# Rows

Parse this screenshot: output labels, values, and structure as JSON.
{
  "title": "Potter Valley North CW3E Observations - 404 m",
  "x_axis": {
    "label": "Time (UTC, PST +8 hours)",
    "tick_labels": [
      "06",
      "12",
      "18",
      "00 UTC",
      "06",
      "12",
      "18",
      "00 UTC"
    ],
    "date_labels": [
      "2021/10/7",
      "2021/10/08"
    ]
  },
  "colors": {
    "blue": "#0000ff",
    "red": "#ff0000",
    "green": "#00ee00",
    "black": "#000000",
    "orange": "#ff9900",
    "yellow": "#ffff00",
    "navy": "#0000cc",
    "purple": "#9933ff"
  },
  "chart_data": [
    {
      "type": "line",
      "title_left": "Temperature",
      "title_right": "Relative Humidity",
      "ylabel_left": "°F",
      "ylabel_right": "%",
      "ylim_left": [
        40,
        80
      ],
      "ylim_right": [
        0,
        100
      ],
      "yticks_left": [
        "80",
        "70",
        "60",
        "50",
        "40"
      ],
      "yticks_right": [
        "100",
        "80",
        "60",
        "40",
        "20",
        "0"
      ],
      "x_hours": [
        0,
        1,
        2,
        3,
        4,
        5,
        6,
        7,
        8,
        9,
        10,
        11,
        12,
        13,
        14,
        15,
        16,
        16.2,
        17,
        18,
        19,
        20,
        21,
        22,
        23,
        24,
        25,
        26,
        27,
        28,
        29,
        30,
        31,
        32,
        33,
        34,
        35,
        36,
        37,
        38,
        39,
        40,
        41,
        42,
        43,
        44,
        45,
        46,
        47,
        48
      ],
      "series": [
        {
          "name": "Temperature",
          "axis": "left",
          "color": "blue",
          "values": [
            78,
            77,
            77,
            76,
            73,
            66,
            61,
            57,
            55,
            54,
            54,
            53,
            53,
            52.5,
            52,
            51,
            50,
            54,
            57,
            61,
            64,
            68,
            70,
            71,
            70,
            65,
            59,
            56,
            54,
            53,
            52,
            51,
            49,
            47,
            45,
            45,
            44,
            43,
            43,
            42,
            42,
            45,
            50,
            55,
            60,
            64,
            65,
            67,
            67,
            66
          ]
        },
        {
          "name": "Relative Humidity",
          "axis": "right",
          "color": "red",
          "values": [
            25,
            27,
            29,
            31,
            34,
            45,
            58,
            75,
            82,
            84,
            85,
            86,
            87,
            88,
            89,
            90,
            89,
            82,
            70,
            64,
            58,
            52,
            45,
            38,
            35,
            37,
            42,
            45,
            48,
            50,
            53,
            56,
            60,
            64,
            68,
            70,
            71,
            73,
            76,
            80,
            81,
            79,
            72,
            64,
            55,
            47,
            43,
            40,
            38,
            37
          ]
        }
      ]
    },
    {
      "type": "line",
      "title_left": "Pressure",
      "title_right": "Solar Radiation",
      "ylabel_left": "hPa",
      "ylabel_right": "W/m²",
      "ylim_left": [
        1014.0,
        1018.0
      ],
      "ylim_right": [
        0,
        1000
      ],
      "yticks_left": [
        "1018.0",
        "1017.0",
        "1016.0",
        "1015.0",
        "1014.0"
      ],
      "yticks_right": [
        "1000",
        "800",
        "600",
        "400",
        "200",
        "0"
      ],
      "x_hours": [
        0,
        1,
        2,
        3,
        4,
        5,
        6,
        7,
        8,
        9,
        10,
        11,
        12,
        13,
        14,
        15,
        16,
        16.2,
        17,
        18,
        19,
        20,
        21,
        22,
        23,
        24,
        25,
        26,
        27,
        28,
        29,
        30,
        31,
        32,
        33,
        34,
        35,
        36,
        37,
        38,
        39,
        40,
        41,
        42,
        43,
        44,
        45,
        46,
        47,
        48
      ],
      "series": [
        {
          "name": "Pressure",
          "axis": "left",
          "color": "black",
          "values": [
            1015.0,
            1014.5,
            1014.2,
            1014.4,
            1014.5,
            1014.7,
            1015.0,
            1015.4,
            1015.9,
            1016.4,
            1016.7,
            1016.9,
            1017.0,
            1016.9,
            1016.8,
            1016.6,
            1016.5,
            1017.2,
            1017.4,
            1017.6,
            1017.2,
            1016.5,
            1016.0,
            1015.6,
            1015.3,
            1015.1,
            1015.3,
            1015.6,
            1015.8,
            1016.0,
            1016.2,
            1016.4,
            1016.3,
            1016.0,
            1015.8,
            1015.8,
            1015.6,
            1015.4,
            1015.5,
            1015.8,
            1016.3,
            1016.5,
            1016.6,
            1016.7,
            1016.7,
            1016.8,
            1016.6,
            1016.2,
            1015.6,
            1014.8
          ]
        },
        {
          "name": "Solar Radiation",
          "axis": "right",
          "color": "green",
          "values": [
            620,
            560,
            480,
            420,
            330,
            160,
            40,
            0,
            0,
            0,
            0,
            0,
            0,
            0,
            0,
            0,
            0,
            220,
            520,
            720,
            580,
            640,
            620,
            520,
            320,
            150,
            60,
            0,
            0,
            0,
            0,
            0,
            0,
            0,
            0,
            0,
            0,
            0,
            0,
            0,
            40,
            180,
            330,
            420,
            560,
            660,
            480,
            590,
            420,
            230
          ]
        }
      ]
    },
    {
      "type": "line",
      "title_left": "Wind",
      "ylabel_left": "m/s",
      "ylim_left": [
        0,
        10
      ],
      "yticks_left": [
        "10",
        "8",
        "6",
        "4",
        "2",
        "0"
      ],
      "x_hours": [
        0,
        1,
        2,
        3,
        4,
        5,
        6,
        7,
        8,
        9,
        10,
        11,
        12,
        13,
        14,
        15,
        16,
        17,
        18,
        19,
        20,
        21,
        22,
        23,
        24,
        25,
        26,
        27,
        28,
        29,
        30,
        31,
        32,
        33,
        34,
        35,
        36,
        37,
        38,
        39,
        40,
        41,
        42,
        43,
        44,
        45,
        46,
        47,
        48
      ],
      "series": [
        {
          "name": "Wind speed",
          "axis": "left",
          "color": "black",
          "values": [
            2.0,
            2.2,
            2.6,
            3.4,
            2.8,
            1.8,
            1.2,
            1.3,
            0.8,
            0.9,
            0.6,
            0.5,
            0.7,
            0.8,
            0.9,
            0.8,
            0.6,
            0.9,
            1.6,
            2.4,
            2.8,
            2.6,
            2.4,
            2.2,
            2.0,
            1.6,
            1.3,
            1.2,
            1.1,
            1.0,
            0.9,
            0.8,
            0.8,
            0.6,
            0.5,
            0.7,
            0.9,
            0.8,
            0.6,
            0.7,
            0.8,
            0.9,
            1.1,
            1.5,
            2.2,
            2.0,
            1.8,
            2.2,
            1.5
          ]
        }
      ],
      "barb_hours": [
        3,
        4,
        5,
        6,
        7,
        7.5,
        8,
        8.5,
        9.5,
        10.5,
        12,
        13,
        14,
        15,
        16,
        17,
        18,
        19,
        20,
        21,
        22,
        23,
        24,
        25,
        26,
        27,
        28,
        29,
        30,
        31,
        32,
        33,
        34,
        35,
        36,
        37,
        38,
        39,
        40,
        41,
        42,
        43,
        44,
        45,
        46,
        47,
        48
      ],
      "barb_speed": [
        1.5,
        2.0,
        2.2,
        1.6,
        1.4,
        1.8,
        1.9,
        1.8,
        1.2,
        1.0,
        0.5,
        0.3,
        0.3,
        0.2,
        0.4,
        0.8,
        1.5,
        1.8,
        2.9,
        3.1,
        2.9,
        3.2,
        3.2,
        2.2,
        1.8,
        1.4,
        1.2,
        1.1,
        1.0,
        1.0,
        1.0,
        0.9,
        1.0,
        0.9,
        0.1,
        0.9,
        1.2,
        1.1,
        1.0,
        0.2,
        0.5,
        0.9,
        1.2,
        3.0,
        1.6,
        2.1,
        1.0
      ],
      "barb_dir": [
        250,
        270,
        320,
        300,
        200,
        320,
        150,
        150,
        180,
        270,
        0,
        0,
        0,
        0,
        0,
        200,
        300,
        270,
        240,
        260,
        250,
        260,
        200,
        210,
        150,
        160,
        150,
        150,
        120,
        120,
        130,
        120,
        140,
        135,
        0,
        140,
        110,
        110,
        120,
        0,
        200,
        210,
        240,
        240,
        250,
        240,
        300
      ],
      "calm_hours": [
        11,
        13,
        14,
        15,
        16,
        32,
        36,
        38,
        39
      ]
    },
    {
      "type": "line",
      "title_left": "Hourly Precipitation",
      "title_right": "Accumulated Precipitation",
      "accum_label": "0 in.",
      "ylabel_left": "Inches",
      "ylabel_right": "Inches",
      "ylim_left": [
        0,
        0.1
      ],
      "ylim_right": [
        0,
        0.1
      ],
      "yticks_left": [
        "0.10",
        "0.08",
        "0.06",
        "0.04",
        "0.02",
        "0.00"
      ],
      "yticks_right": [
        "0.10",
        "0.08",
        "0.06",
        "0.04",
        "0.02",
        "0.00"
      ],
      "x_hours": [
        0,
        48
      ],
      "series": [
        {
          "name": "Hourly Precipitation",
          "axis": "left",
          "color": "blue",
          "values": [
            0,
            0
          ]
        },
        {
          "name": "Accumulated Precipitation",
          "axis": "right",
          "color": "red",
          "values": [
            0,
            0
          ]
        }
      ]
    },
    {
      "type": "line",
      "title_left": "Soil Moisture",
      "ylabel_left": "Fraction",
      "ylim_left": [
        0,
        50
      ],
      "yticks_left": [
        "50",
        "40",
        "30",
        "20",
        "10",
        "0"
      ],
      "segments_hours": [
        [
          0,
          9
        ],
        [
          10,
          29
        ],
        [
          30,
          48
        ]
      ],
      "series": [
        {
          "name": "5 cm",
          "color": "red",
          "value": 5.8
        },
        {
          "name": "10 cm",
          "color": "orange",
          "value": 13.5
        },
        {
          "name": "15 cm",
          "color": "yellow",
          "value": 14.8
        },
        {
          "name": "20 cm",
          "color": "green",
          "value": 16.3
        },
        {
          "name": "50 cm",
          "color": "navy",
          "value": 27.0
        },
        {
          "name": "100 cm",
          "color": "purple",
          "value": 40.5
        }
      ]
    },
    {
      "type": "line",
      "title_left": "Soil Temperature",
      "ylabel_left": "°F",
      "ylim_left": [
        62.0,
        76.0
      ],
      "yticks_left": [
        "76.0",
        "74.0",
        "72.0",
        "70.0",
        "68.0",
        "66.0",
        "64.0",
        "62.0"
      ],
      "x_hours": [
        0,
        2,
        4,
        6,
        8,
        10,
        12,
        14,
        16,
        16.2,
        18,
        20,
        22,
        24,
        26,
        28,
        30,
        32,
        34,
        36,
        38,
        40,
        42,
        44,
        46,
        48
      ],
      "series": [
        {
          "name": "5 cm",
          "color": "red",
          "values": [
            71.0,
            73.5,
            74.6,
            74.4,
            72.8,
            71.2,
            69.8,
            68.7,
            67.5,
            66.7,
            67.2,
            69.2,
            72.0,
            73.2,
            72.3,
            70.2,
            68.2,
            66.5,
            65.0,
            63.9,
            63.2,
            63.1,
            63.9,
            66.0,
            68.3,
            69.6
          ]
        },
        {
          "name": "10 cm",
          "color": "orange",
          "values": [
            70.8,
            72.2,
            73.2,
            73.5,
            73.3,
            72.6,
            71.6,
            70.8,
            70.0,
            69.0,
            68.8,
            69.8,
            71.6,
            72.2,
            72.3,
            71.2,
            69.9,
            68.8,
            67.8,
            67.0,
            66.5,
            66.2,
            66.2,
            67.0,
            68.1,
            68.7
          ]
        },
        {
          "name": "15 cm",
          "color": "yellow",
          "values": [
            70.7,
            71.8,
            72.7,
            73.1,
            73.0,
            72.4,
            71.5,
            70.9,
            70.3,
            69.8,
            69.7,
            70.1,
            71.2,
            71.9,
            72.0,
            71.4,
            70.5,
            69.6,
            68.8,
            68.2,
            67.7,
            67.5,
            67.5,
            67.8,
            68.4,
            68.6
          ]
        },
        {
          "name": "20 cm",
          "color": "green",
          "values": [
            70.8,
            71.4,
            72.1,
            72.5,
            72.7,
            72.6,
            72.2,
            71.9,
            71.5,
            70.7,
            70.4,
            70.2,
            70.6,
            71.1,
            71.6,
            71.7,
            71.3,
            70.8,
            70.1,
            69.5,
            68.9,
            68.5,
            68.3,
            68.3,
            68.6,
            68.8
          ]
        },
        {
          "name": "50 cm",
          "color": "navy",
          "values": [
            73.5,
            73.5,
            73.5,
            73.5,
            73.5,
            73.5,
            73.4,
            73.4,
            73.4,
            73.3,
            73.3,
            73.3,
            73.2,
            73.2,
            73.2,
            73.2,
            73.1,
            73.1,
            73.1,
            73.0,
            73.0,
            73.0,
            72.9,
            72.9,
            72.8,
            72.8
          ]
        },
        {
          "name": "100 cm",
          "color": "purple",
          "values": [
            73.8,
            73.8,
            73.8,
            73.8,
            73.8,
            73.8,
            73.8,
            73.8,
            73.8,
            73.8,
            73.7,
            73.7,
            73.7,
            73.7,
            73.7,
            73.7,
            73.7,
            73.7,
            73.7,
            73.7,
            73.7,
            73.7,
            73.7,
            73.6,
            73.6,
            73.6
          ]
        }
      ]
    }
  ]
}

# Task brief
Collect every line from the records above that contains the word "Hourly".

# Answer to the problem
      "title_left": "Hourly Precipitation",
          "name": "Hourly Precipitation",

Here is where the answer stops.